YOUR OBJECTIVE
Skip every picture and transcribe the remaining material exactly.

MATERIAL

-- start --

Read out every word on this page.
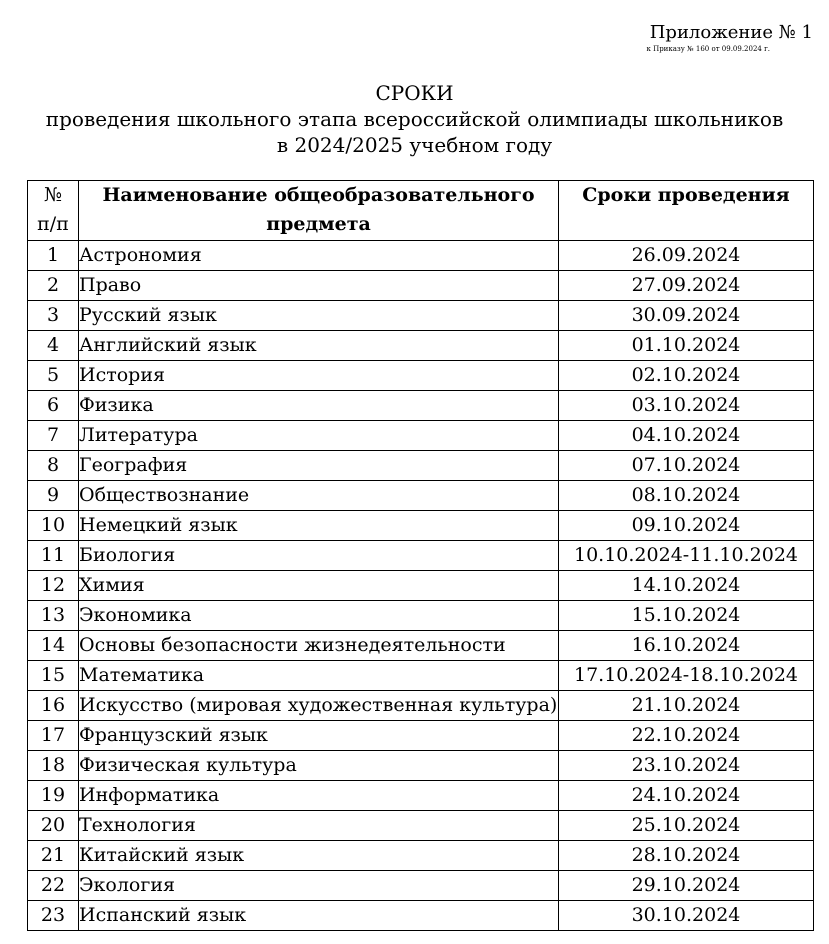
Приложение № 1
к Приказу № 160 от 09.09.2024 г.
СРОКИ
проведения школьного этапа всероссийской олимпиады школьников
в 2024/2025 учебном году
№
п/п	Наименование общеобразовательного предмета	Сроки проведения
1	Астрономия	26.09.2024
2	Право	27.09.2024
3	Русский язык	30.09.2024
4	Английский язык	01.10.2024
5	История	02.10.2024
6	Физика	03.10.2024
7	Литература	04.10.2024
8	География	07.10.2024
9	Обществознание	08.10.2024
10	Немецкий язык	09.10.2024
11	Биология	10.10.2024-11.10.2024
12	Химия	14.10.2024
13	Экономика	15.10.2024
14	Основы безопасности жизнедеятельности	16.10.2024
15	Математика	17.10.2024-18.10.2024
16	Искусство (мировая художественная культура)	21.10.2024
17	Французский язык	22.10.2024
18	Физическая культура	23.10.2024
19	Информатика	24.10.2024
20	Технология	25.10.2024
21	Китайский язык	28.10.2024
22	Экология	29.10.2024
23	Испанский язык	30.10.2024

-- end --

WORKED ANSWER
Read out every word on this page.
Приложение № 1
к Приказу № 160 от 09.09.2024 г.
СРОКИ
проведения школьного этапа всероссийской олимпиады школьников
в 2024/2025 учебном году
№
п/п	Наименование общеобразовательного предмета	Сроки проведения
1	Астрономия	26.09.2024
2	Право	27.09.2024
3	Русский язык	30.09.2024
4	Английский язык	01.10.2024
5	История	02.10.2024
6	Физика	03.10.2024
7	Литература	04.10.2024
8	География	07.10.2024
9	Обществознание	08.10.2024
10	Немецкий язык	09.10.2024
11	Биология	10.10.2024-11.10.2024
12	Химия	14.10.2024
13	Экономика	15.10.2024
14	Основы безопасности жизнедеятельности	16.10.2024
15	Математика	17.10.2024-18.10.2024
16	Искусство (мировая художественная культура)	21.10.2024
17	Французский язык	22.10.2024
18	Физическая культура	23.10.2024
19	Информатика	24.10.2024
20	Технология	25.10.2024
21	Китайский язык	28.10.2024
22	Экология	29.10.2024
23	Испанский язык	30.10.2024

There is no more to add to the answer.